### [EXTRACTED DATA]
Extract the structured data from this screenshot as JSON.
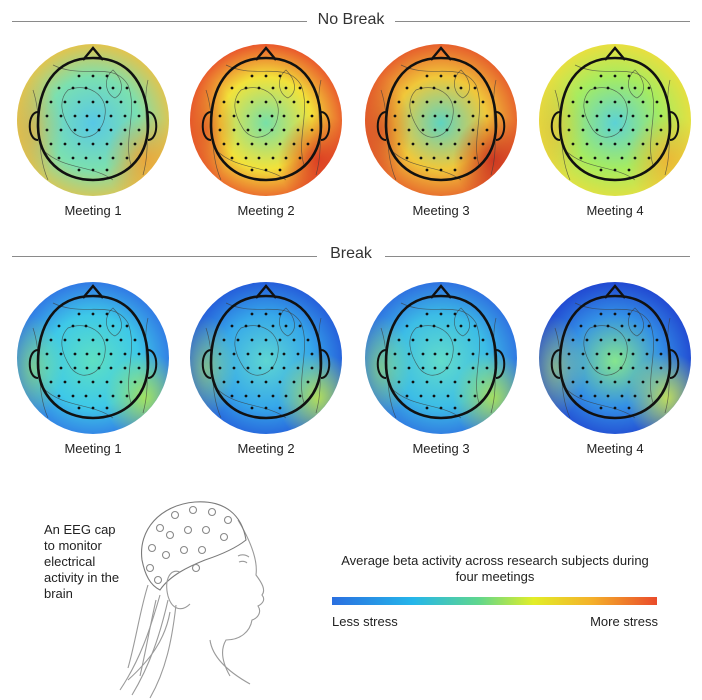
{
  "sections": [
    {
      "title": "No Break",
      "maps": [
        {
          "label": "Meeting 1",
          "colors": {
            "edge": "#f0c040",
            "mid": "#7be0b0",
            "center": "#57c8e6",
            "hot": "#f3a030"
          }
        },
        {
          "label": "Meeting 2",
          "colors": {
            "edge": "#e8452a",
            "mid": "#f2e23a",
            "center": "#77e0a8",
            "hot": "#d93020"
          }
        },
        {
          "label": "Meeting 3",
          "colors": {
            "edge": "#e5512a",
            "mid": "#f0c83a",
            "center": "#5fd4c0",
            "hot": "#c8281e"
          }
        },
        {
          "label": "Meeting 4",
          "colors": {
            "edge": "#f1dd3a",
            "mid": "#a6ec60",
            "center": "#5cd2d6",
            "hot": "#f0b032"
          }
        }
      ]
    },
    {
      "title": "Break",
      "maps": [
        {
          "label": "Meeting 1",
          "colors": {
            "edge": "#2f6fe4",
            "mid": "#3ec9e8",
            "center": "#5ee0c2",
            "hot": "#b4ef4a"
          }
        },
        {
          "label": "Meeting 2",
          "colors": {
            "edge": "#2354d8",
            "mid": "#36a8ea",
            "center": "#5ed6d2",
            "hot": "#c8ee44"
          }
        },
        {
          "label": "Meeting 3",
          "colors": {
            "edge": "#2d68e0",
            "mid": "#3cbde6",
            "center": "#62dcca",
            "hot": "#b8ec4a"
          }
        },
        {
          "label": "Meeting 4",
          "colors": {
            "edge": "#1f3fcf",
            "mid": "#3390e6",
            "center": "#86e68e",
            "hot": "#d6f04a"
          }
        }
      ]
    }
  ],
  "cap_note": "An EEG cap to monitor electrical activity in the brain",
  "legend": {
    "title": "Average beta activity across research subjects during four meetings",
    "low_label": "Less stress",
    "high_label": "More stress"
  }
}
* * *
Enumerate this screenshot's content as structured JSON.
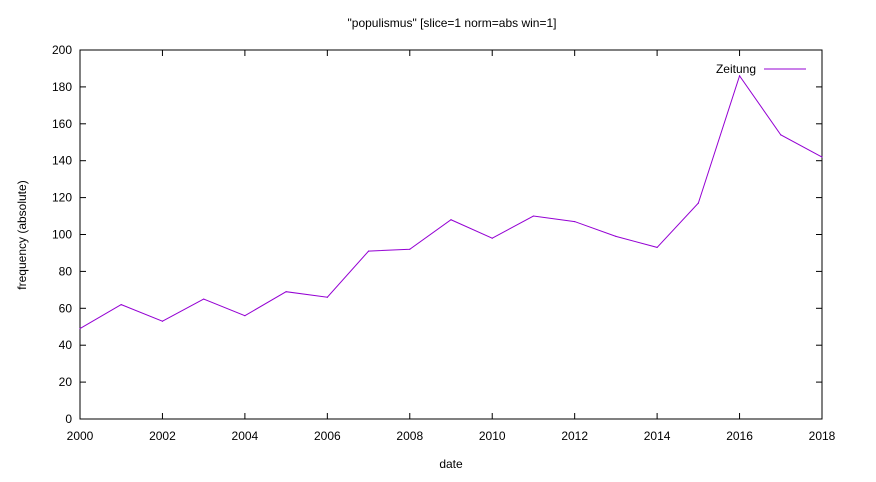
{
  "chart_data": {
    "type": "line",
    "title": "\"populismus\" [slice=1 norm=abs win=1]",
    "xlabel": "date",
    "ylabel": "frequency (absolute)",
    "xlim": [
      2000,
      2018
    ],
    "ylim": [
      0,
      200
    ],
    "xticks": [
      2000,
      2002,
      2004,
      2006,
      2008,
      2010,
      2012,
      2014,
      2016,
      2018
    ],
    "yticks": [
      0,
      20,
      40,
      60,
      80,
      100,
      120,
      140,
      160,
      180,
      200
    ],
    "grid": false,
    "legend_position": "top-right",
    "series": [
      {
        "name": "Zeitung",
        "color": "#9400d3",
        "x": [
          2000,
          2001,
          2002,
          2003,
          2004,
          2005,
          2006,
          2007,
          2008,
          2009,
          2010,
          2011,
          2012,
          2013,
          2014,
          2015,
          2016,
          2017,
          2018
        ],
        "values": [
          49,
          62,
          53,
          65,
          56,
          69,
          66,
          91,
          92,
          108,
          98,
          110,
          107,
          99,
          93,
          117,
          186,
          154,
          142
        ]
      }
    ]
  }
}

### [TASK TO COMPLETE]
Scan the entries above. Copy each line that has the string "center".

### [THE OUTPUT]
            "center": "#57c8e6",
            "center": "#77e0a8",
            "center": "#5fd4c0",
            "center": "#5cd2d6",
            "center": "#5ee0c2",
            "center": "#5ed6d2",
            "center": "#62dcca",
            "center": "#86e68e",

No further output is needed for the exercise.